Job:
Gather all lines with "name" from the records.

(Records from a data collection)
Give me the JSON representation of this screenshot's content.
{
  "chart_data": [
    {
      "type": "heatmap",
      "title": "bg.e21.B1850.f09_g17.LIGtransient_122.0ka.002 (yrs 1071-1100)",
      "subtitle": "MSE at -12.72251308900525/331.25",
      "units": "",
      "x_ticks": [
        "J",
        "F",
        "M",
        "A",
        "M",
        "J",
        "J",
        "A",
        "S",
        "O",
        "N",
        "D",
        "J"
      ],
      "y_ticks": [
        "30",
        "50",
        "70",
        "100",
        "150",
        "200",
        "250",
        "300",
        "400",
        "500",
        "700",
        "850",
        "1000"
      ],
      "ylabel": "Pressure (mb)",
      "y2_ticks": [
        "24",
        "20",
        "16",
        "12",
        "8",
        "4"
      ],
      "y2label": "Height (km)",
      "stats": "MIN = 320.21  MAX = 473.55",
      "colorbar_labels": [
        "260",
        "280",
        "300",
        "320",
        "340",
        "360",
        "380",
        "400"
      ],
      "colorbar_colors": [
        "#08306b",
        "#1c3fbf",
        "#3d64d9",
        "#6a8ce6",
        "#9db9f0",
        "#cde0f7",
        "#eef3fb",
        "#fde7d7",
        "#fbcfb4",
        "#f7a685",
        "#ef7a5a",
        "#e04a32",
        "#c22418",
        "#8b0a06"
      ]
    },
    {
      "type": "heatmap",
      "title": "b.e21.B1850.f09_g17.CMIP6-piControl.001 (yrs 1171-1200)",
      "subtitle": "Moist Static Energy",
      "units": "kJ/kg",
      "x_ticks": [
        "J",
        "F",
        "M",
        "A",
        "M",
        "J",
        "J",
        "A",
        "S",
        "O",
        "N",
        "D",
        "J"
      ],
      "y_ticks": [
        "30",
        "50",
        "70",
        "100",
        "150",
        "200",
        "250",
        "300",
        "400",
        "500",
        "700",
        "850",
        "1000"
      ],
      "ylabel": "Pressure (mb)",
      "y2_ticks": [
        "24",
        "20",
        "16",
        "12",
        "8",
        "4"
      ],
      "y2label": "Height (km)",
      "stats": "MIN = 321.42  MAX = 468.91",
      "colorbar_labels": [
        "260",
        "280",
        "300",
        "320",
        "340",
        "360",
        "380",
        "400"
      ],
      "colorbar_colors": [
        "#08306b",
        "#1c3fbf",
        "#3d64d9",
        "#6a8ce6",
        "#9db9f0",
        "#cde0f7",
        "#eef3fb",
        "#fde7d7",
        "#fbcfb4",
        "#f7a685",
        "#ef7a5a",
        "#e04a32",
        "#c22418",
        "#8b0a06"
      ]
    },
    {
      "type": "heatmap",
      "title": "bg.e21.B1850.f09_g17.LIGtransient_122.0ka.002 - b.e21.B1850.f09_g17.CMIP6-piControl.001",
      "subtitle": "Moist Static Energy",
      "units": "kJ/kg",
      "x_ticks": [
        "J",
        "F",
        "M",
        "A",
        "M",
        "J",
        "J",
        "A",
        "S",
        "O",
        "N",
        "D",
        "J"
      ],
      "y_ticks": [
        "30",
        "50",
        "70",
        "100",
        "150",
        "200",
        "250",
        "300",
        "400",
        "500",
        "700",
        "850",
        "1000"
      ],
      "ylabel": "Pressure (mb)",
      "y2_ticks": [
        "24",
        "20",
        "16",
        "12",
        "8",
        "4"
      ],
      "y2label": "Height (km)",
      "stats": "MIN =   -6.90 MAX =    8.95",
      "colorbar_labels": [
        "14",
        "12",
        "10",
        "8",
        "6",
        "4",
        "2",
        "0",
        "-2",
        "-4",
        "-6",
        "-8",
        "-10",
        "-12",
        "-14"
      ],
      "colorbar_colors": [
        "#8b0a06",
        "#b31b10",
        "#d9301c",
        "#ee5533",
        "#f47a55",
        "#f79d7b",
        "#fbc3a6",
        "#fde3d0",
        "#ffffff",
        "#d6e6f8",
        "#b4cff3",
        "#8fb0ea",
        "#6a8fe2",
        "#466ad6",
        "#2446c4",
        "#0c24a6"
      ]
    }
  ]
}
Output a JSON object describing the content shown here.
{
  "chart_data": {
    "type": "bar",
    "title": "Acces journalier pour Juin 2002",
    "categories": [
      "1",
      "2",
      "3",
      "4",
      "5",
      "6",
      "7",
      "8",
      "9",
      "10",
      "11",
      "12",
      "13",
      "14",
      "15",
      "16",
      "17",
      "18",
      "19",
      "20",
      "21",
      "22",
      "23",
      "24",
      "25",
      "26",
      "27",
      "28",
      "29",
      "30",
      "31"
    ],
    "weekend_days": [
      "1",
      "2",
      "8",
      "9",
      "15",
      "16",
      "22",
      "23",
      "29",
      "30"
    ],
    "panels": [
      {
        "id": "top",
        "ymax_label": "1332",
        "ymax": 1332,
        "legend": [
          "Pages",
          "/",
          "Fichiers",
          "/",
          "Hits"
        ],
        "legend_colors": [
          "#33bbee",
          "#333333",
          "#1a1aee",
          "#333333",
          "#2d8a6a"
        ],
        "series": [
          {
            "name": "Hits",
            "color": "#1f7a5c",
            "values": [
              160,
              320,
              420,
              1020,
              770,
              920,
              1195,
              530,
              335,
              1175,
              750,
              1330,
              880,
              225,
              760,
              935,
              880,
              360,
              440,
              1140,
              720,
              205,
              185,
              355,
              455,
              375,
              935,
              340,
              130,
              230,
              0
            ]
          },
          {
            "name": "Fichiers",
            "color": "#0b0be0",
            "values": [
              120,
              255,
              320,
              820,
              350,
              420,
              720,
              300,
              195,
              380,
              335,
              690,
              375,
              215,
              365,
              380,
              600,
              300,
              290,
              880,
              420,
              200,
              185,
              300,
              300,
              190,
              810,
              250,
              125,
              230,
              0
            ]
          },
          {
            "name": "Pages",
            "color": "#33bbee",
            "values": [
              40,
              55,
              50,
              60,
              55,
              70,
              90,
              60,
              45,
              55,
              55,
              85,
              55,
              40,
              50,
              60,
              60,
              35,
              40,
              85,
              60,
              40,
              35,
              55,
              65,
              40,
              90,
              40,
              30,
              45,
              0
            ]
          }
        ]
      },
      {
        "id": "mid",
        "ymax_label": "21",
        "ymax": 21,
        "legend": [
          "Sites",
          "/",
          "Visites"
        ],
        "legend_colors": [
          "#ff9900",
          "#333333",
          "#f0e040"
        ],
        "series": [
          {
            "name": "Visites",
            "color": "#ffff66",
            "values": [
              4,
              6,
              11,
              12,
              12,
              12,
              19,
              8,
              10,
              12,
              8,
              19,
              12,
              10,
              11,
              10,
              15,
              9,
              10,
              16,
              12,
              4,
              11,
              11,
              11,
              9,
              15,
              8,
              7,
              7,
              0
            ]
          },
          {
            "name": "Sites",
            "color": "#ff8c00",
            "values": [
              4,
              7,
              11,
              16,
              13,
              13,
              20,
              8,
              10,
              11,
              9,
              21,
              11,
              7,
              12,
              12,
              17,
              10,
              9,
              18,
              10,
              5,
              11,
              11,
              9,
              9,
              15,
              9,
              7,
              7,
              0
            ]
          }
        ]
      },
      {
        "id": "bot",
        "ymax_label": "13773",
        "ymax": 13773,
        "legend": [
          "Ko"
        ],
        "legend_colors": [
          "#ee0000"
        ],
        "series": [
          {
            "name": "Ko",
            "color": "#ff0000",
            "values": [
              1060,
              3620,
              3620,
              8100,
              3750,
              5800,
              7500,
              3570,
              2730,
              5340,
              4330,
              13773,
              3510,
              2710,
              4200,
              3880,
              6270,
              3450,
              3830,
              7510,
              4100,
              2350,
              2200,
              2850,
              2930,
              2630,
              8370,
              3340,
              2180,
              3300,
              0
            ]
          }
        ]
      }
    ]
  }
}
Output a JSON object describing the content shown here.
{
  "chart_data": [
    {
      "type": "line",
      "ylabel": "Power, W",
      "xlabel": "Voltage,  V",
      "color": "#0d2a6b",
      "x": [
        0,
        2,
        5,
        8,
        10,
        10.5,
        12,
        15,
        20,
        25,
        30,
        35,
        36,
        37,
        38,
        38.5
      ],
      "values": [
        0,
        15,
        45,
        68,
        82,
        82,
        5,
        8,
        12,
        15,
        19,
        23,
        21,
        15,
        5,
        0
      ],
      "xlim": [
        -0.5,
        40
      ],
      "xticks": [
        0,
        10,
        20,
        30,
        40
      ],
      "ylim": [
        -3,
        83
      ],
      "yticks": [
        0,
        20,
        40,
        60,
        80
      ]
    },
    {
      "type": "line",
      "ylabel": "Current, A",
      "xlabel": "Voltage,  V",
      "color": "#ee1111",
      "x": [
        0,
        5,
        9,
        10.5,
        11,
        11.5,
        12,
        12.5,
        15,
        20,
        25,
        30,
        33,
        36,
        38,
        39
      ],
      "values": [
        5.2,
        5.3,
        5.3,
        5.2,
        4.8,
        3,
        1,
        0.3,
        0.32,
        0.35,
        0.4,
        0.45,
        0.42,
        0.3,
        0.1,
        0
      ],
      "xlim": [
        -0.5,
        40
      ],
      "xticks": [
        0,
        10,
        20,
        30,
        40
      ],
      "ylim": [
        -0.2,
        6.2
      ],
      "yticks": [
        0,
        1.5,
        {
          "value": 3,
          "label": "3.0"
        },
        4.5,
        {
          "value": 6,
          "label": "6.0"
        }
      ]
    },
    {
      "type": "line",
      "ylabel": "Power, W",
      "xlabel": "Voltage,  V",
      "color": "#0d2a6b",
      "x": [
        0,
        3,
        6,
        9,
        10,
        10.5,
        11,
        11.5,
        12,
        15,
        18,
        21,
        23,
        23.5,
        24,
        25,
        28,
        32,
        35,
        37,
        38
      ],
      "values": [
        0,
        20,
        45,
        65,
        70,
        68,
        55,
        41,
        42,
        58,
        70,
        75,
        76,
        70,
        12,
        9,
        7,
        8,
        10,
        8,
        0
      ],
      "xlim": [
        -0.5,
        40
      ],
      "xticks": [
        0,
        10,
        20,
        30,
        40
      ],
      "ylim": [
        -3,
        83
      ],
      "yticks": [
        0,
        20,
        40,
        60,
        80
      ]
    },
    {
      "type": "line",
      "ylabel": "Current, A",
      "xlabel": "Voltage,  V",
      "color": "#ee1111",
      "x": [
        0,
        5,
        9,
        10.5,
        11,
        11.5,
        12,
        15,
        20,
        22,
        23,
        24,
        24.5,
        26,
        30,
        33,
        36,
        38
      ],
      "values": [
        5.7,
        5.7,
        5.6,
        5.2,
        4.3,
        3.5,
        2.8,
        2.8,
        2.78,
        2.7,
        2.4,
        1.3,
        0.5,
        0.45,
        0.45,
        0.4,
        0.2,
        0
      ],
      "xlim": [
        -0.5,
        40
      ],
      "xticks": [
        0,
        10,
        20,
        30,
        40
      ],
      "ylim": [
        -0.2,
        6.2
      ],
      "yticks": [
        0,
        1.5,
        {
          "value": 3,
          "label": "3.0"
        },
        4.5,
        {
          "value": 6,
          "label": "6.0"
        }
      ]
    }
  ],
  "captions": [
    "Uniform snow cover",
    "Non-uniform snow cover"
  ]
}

Task output:
            "name": "Hits",
            "name": "Fichiers",
            "name": "Pages",
            "name": "Visites",
            "name": "Sites",
            "name": "Ko",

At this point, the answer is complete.